Stored data:
----------------
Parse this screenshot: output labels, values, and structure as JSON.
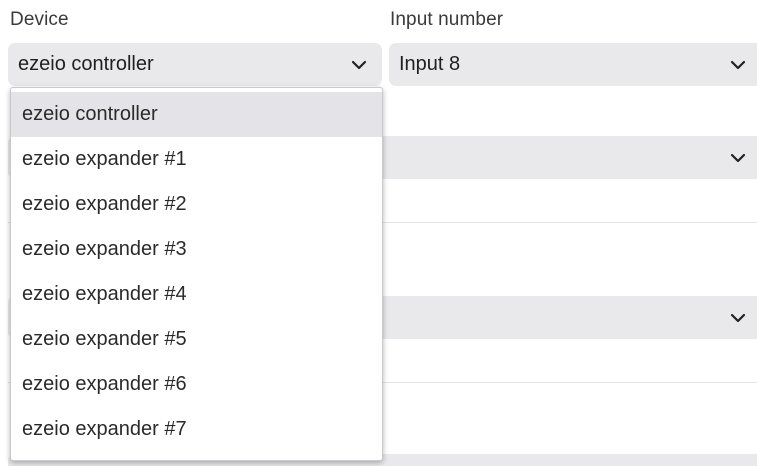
{
  "form": {
    "device_label": "Device",
    "device_value": "ezeio controller",
    "input_label": "Input number",
    "input_value": "Input 8"
  },
  "dropdown": {
    "options": [
      "ezeio controller",
      "ezeio expander #1",
      "ezeio expander #2",
      "ezeio expander #3",
      "ezeio expander #4",
      "ezeio expander #5",
      "ezeio expander #6",
      "ezeio expander #7"
    ],
    "selected_option": "ezeio controller"
  },
  "icons": {
    "select_arrow": "chevron-down-icon"
  },
  "colors": {
    "select_bg": "#e9e9ec",
    "dropdown_bg": "#ffffff",
    "selected_option_bg": "#e4e4e8",
    "text": "#2a2a2a"
  }
}
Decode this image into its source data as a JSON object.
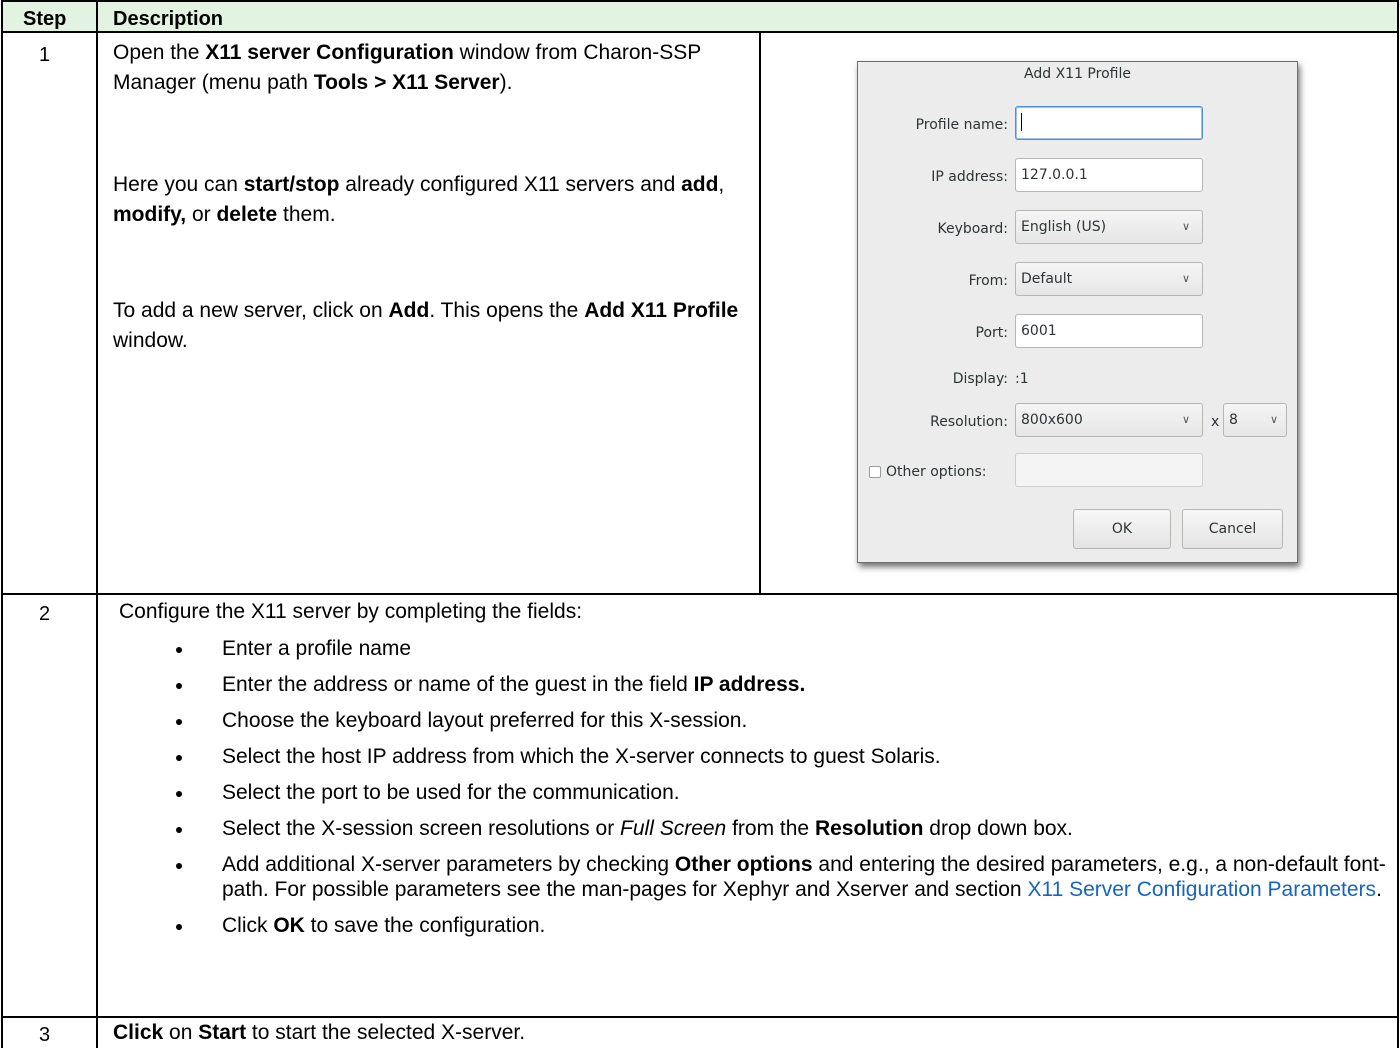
{
  "header": {
    "step": "Step",
    "description": "Description"
  },
  "rows": [
    {
      "step": "1",
      "p1": [
        "Open the ",
        "X11 server Configuration",
        " window from Charon-SSP Manager (menu path ",
        "Tools > X11 Server",
        ")."
      ],
      "p2": [
        "Here you can ",
        "start/stop",
        " already configured X11 servers and ",
        "add",
        ", ",
        "modify,",
        " or ",
        "delete",
        " them."
      ],
      "p3": [
        "To add a new server, click on ",
        "Add",
        ". This opens the ",
        "Add X11 Profile",
        " window."
      ]
    },
    {
      "step": "2",
      "intro": "Configure the X11 server by completing the fields:",
      "bullets": [
        {
          "text": "Enter a profile name"
        },
        {
          "pre": "Enter the address or name of the guest in the field ",
          "bold": "IP address."
        },
        {
          "text": "Choose the keyboard layout preferred for this X-session."
        },
        {
          "text": "Select the host IP address from which the X-server connects to guest Solaris."
        },
        {
          "text": "Select the port to be used for the communication."
        },
        {
          "pre": "Select the X-session screen resolutions or ",
          "italic": "Full Screen",
          "mid": " from the ",
          "bold": "Resolution",
          "post": " drop down box."
        },
        {
          "pre": "Add additional X-server parameters by checking ",
          "bold": "Other options",
          "post": " and entering the desired parameters, e.g., a non-default font-path. For possible parameters see the man-pages for Xephyr and Xserver and section ",
          "link": "X11 Server Configuration Parameters",
          "end": "."
        },
        {
          "pre": "Click ",
          "bold": "OK",
          "post": " to save the configuration."
        }
      ]
    },
    {
      "step": "3",
      "b1": "Click",
      "t1": " on ",
      "b2": "Start",
      "t2": " to start the selected X-server."
    }
  ],
  "dialog": {
    "title": "Add X11 Profile",
    "profile_name_label": "Profile name:",
    "profile_name_value": "",
    "ip_label": "IP address:",
    "ip_value": "127.0.0.1",
    "keyboard_label": "Keyboard:",
    "keyboard_value": "English (US)",
    "from_label": "From:",
    "from_value": "Default",
    "port_label": "Port:",
    "port_value": "6001",
    "display_label": "Display:",
    "display_value": ":1",
    "resolution_label": "Resolution:",
    "resolution_value": "800x600",
    "x_sep": "x",
    "depth_value": "8",
    "other_label": "Other options:",
    "other_checked": false,
    "ok": "OK",
    "cancel": "Cancel",
    "chevron": "chevron-down-icon"
  }
}
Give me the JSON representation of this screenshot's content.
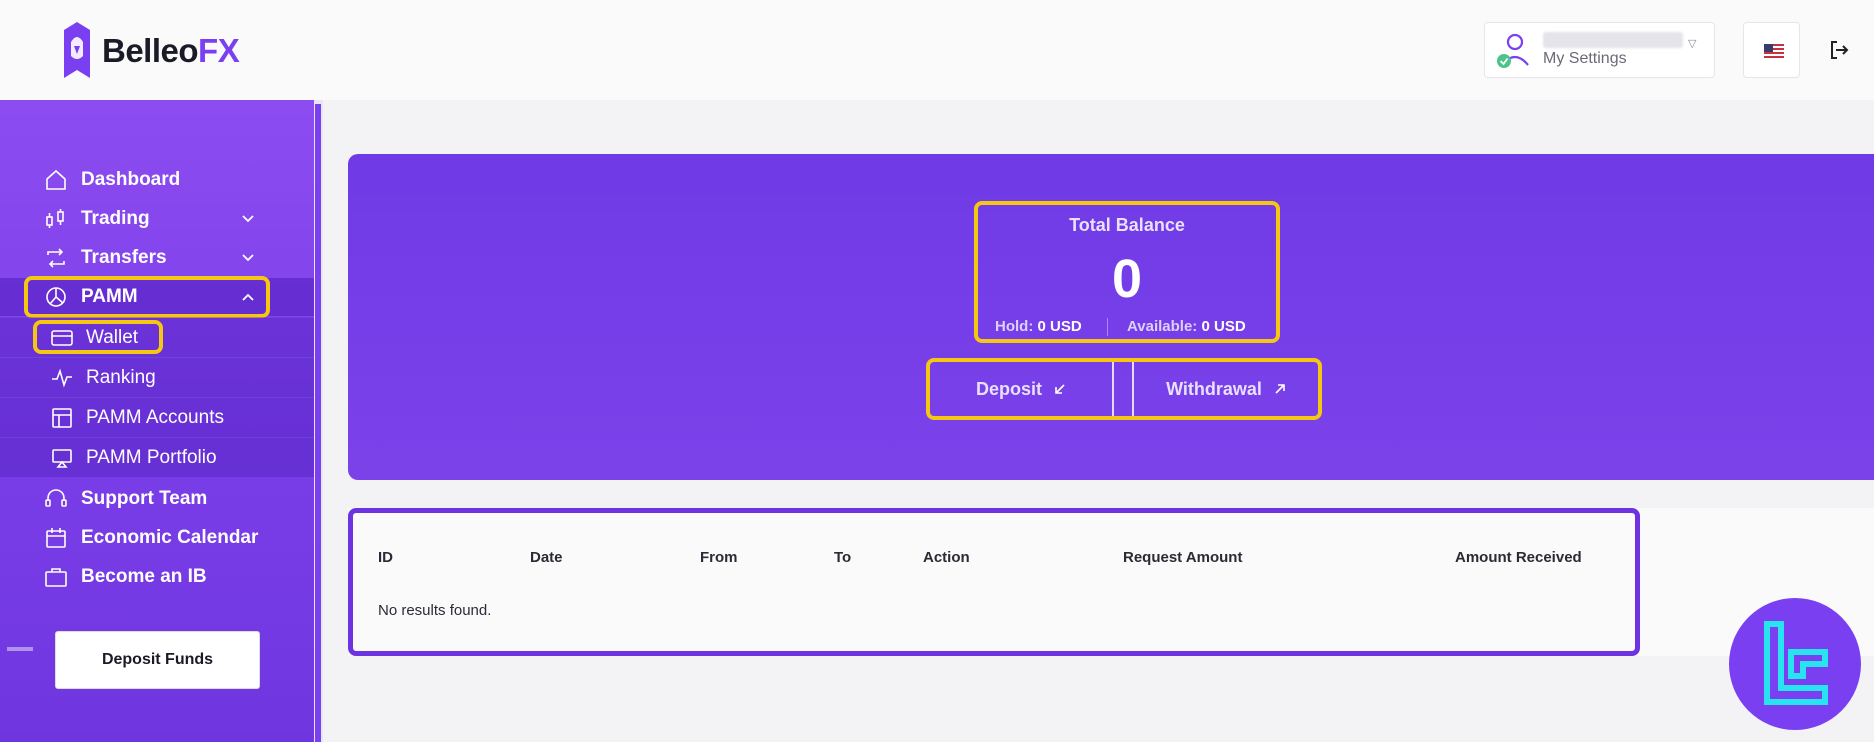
{
  "brand": {
    "name_part1": "Belleo",
    "name_part2": "FX",
    "accent": "#7b3ff2",
    "highlight": "#f5c713"
  },
  "header": {
    "user_settings_label": "My Settings",
    "user_icon": "user-verified-icon",
    "language_flag": "us-flag-icon",
    "logout_icon": "logout-icon"
  },
  "sidebar": {
    "items": [
      {
        "label": "Dashboard",
        "icon": "home-icon"
      },
      {
        "label": "Trading",
        "icon": "candlestick-icon"
      },
      {
        "label": "Transfers",
        "icon": "transfer-icon"
      },
      {
        "label": "PAMM",
        "icon": "pie-chart-icon"
      }
    ],
    "pamm_sub": [
      {
        "label": "Wallet",
        "icon": "wallet-icon"
      },
      {
        "label": "Ranking",
        "icon": "activity-icon"
      },
      {
        "label": "PAMM Accounts",
        "icon": "layout-icon"
      },
      {
        "label": "PAMM Portfolio",
        "icon": "portfolio-icon"
      }
    ],
    "bottom_items": [
      {
        "label": "Support Team",
        "icon": "headset-icon"
      },
      {
        "label": "Economic Calendar",
        "icon": "calendar-icon"
      },
      {
        "label": "Become an IB",
        "icon": "briefcase-icon"
      }
    ],
    "deposit_funds_label": "Deposit Funds"
  },
  "balance": {
    "title": "Total Balance",
    "value": "0",
    "hold_label": "Hold:",
    "hold_value": "0 USD",
    "available_label": "Available:",
    "available_value": "0 USD",
    "deposit_label": "Deposit",
    "withdrawal_label": "Withdrawal"
  },
  "table": {
    "columns": [
      "ID",
      "Date",
      "From",
      "To",
      "Action",
      "Request Amount",
      "Amount Received"
    ],
    "empty_message": "No results found."
  }
}
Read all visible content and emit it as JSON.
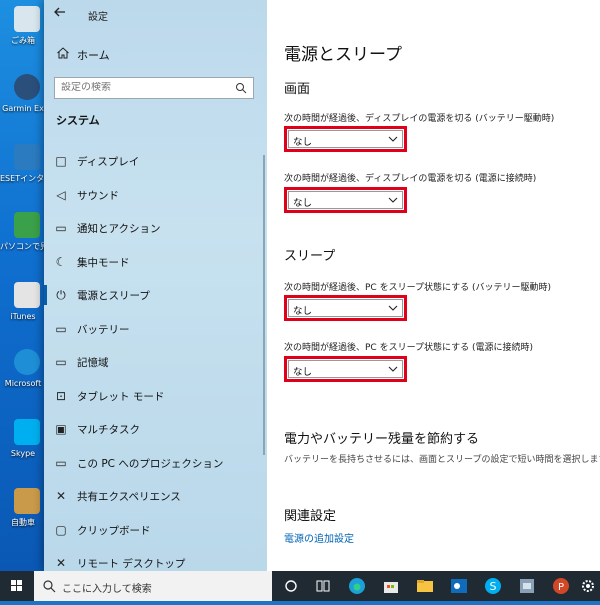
{
  "desktop": {
    "icons": [
      {
        "label": "ごみ箱",
        "color": "#d9e6ee"
      },
      {
        "label": "Garmin Ex",
        "color": "#2a4f7a"
      },
      {
        "label": "ESETインタ ーネットセキ",
        "color": "#2a7bc0"
      },
      {
        "label": "パソコンで見 アル",
        "color": "#3aa04a"
      },
      {
        "label": "iTunes",
        "color": "#e4e4e4"
      },
      {
        "label": "Microsoft",
        "color": "#1e8fd6"
      },
      {
        "label": "Skype",
        "color": "#00aff0"
      },
      {
        "label": "自動車",
        "color": "#c99a4a"
      }
    ]
  },
  "window": {
    "title": "設定",
    "back_icon": "back-arrow-icon"
  },
  "sidebar": {
    "home_label": "ホーム",
    "search_placeholder": "設定の検索",
    "section": "システム",
    "items": [
      {
        "label": "ディスプレイ",
        "icon": "□"
      },
      {
        "label": "サウンド",
        "icon": "◁"
      },
      {
        "label": "通知とアクション",
        "icon": "▭"
      },
      {
        "label": "集中モード",
        "icon": "☾"
      },
      {
        "label": "電源とスリープ",
        "icon": "⏻"
      },
      {
        "label": "バッテリー",
        "icon": "▭"
      },
      {
        "label": "記憶域",
        "icon": "▭"
      },
      {
        "label": "タブレット モード",
        "icon": "⊡"
      },
      {
        "label": "マルチタスク",
        "icon": "▣"
      },
      {
        "label": "この PC へのプロジェクション",
        "icon": "▭"
      },
      {
        "label": "共有エクスペリエンス",
        "icon": "✕"
      },
      {
        "label": "クリップボード",
        "icon": "▢"
      },
      {
        "label": "リモート デスクトップ",
        "icon": "✕"
      }
    ]
  },
  "content": {
    "title": "電源とスリープ",
    "screen_heading": "画面",
    "screen_battery_desc": "次の時間が経過後、ディスプレイの電源を切る (バッテリー駆動時)",
    "screen_battery_value": "なし",
    "screen_plugged_desc": "次の時間が経過後、ディスプレイの電源を切る (電源に接続時)",
    "screen_plugged_value": "なし",
    "sleep_heading": "スリープ",
    "sleep_battery_desc": "次の時間が経過後、PC をスリープ状態にする (バッテリー駆動時)",
    "sleep_battery_value": "なし",
    "sleep_plugged_desc": "次の時間が経過後、PC をスリープ状態にする (電源に接続時)",
    "sleep_plugged_value": "なし",
    "save_heading": "電力やバッテリー残量を節約する",
    "save_note": "バッテリーを長持ちさせるには、画面とスリープの設定で短い時間を選択します。",
    "related_heading": "関連設定",
    "related_link": "電源の追加設定",
    "highlight_color": "#e0001a"
  },
  "taskbar": {
    "search_placeholder": "ここに入力して検索"
  }
}
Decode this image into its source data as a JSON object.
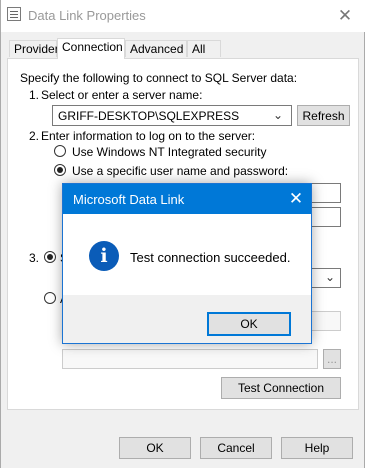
{
  "window": {
    "title": "Data Link Properties",
    "tabs": [
      "Provider",
      "Connection",
      "Advanced",
      "All"
    ]
  },
  "connection": {
    "intro": "Specify the following to connect to SQL Server data:",
    "step1_num": "1.",
    "step1_label": "Select or enter a server name:",
    "server_value": "GRIFF-DESKTOP\\SQLEXPRESS",
    "refresh_label": "Refresh",
    "step2_num": "2.",
    "step2_label": "Enter information to log on to the server:",
    "radio_nt_label": "Use Windows NT Integrated security",
    "radio_specific_label": "Use a specific user name and password:",
    "step3_num": "3.",
    "step3_radio_letter": "S",
    "attach_radio_letter": "A",
    "browse_label": "...",
    "test_connection_label": "Test Connection"
  },
  "footer": {
    "ok_label": "OK",
    "cancel_label": "Cancel",
    "help_label": "Help"
  },
  "modal": {
    "title": "Microsoft Data Link",
    "icon": "info-icon",
    "icon_glyph": "i",
    "message": "Test connection succeeded.",
    "ok_label": "OK"
  },
  "colors": {
    "accent": "#0078d7",
    "info_icon": "#0a5cb8"
  }
}
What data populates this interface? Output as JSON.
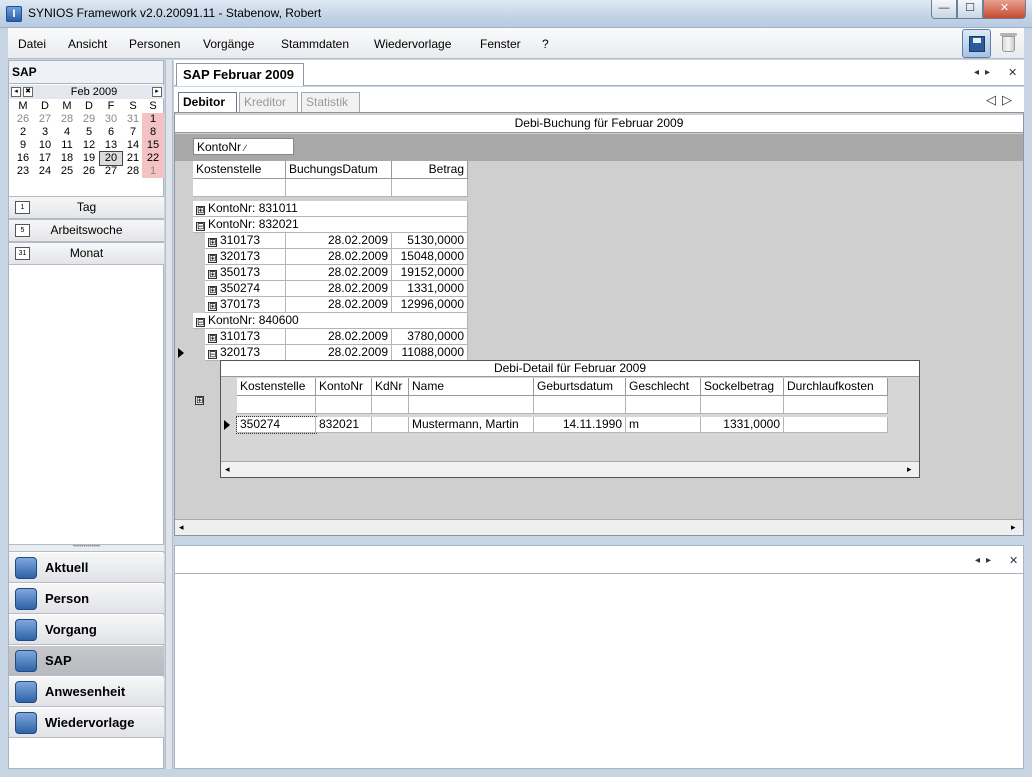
{
  "window": {
    "title": "SYNIOS Framework v2.0.20091.11 - Stabenow, Robert",
    "app_icon": "I",
    "min_glyph": "—",
    "max_glyph": "☐",
    "close_glyph": "✕"
  },
  "menu": [
    "Datei",
    "Ansicht",
    "Personen",
    "Vorgänge",
    "Stammdaten",
    "Wiedervorlage",
    "Fenster",
    "?"
  ],
  "left": {
    "header": "SAP",
    "calendar": {
      "prev_glyph": "◂",
      "close_glyph": "✖",
      "next_glyph": "▸",
      "month_label": "Feb 2009",
      "weekdays": [
        "M",
        "D",
        "M",
        "D",
        "F",
        "S",
        "S"
      ],
      "weeks": [
        [
          "26",
          "27",
          "28",
          "29",
          "30",
          "31",
          "1"
        ],
        [
          "2",
          "3",
          "4",
          "5",
          "6",
          "7",
          "8"
        ],
        [
          "9",
          "10",
          "11",
          "12",
          "13",
          "14",
          "15"
        ],
        [
          "16",
          "17",
          "18",
          "19",
          "20",
          "21",
          "22"
        ],
        [
          "23",
          "24",
          "25",
          "26",
          "27",
          "28",
          "1"
        ]
      ]
    },
    "views": [
      {
        "label": "Tag",
        "icon": "1"
      },
      {
        "label": "Arbeitswoche",
        "icon": "5"
      },
      {
        "label": "Monat",
        "icon": "31"
      }
    ],
    "splitter_grip": "•••••••••••••",
    "nav": [
      {
        "label": "Aktuell",
        "icon": "calendar-icon",
        "active": false
      },
      {
        "label": "Person",
        "icon": "person-icon",
        "active": false
      },
      {
        "label": "Vorgang",
        "icon": "process-icon",
        "active": false
      },
      {
        "label": "SAP",
        "icon": "sap-icon",
        "active": true
      },
      {
        "label": "Anwesenheit",
        "icon": "presence-icon",
        "active": false
      },
      {
        "label": "Wiedervorlage",
        "icon": "reminder-icon",
        "active": false
      }
    ]
  },
  "doc": {
    "tab_label": "SAP Februar 2009",
    "tab_arrows": "◂▸",
    "close_glyph": "✕",
    "sub_tabs": [
      "Debitor",
      "Kreditor",
      "Statistik"
    ],
    "sub_arrows": "◁▷"
  },
  "grid": {
    "title": "Debi-Buchung für Februar 2009",
    "group_chip": "KontoNr",
    "sort_glyph": "∕",
    "columns": [
      "Kostenstelle",
      "BuchungsDatum",
      "Betrag"
    ],
    "expand_glyph": "⊞",
    "collapse_glyph": "⊟",
    "groups": [
      {
        "label": "KontoNr: 831011",
        "expanded": false,
        "rows": []
      },
      {
        "label": "KontoNr: 832021",
        "expanded": true,
        "rows": [
          {
            "kostenstelle": "310173",
            "datum": "28.02.2009",
            "betrag": "5130,0000"
          },
          {
            "kostenstelle": "320173",
            "datum": "28.02.2009",
            "betrag": "15048,0000"
          },
          {
            "kostenstelle": "350173",
            "datum": "28.02.2009",
            "betrag": "19152,0000"
          },
          {
            "kostenstelle": "350274",
            "datum": "28.02.2009",
            "betrag": "1331,0000"
          },
          {
            "kostenstelle": "370173",
            "datum": "28.02.2009",
            "betrag": "12996,0000"
          }
        ]
      },
      {
        "label": "KontoNr: 840600",
        "expanded": true,
        "rows": [
          {
            "kostenstelle": "310173",
            "datum": "28.02.2009",
            "betrag": "3780,0000"
          },
          {
            "kostenstelle": "320173",
            "datum": "28.02.2009",
            "betrag": "11088,0000"
          }
        ]
      }
    ]
  },
  "detail": {
    "title": "Debi-Detail für Februar 2009",
    "columns": [
      "Kostenstelle",
      "KontoNr",
      "KdNr",
      "Name",
      "Geburtsdatum",
      "Geschlecht",
      "Sockelbetrag",
      "Durchlaufkosten"
    ],
    "row": [
      "350274",
      "832021",
      "",
      "Mustermann, Martin",
      "14.11.1990",
      "m",
      "1331,0000",
      ""
    ]
  },
  "scroll": {
    "left": "◂",
    "right": "▸"
  },
  "lower": {
    "arrows": "◂▸",
    "close_glyph": "✕"
  }
}
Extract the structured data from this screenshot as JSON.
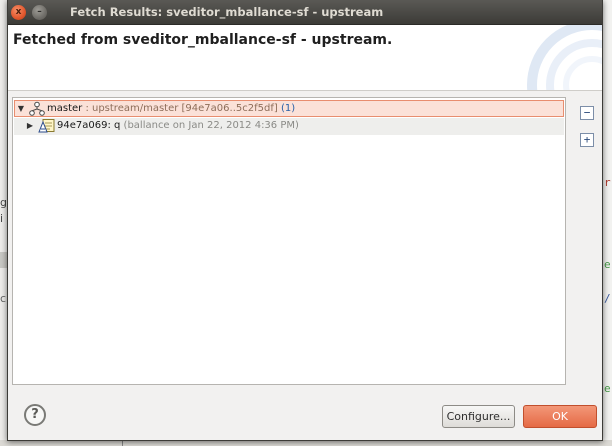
{
  "window": {
    "title": "Fetch Results: sveditor_mballance-sf - upstream",
    "close_glyph": "x",
    "minimize_glyph": "–"
  },
  "header": {
    "title": "Fetched from sveditor_mballance-sf - upstream."
  },
  "tree": {
    "rows": [
      {
        "expander": "▼",
        "icon": "branch-icon",
        "name": "master",
        "detail": " : upstream/master [94e7a06..5c2f5df]",
        "count": " (1)",
        "selected": true
      },
      {
        "expander": "▶",
        "icon": "commit-icon",
        "name": "94e7a069: q",
        "detail": " (ballance on Jan 22, 2012 4:36 PM)",
        "selected": false
      }
    ]
  },
  "tools": {
    "collapse_glyph": "−",
    "expand_glyph": "+"
  },
  "footer": {
    "help_glyph": "?",
    "configure_label": "Configure...",
    "ok_label": "OK"
  },
  "colors": {
    "titlebar": "#3c3b37",
    "selection_bg": "#fbe1d8",
    "selection_border": "#e88d6f",
    "ok_button": "#e56a45"
  }
}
----------------
To be done
Only lines with the word "guest" are wanted, so copy each one from the records.

Task solution
          "pre": "Enter the address or name of the guest in the field ",
          "text": "Select the host IP address from which the X-server connects to guest Solaris."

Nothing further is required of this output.